- Task
Write every line of the material out exactly as shown.

- Records supplied
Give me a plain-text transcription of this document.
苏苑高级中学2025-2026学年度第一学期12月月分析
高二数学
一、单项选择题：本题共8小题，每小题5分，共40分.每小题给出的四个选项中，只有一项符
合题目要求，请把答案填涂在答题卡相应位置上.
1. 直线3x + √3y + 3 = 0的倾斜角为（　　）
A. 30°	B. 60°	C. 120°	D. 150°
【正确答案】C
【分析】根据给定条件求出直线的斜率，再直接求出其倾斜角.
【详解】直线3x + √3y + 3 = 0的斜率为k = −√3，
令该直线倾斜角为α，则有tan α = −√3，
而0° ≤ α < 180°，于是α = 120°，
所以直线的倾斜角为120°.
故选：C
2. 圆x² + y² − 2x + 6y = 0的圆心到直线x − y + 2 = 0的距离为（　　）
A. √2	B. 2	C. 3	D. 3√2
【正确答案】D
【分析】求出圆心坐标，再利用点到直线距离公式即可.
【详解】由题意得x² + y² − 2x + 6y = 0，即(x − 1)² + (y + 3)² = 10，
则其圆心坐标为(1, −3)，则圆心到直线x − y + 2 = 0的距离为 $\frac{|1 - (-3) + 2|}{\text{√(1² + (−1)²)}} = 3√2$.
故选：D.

- Finished answer
Give me a plain-text transcription of this document.
苏苑高级中学2025-2026学年度第一学期12月月分析
高二数学
一、单项选择题：本题共8小题，每小题5分，共40分.每小题给出的四个选项中，只有一项符
合题目要求，请把答案填涂在答题卡相应位置上.
1. 直线3x + √3y + 3 = 0的倾斜角为（　　）
A. 30°	B. 60°	C. 120°	D. 150°
【正确答案】C
【分析】根据给定条件求出直线的斜率，再直接求出其倾斜角.
【详解】直线3x + √3y + 3 = 0的斜率为k = −√3，
令该直线倾斜角为α，则有tan α = −√3，
而0° ≤ α < 180°，于是α = 120°，
所以直线的倾斜角为120°.
故选：C
2. 圆x² + y² − 2x + 6y = 0的圆心到直线x − y + 2 = 0的距离为（　　）
A. √2	B. 2	C. 3	D. 3√2
【正确答案】D
【分析】求出圆心坐标，再利用点到直线距离公式即可.
【详解】由题意得x² + y² − 2x + 6y = 0，即(x − 1)² + (y + 3)² = 10，
则其圆心坐标为(1, −3)，则圆心到直线x − y + 2 = 0的距离为 $\frac{|1 - (-3) + 2|}{\text{√(1² + (−1)²)}} = 3√2$.
故选：D.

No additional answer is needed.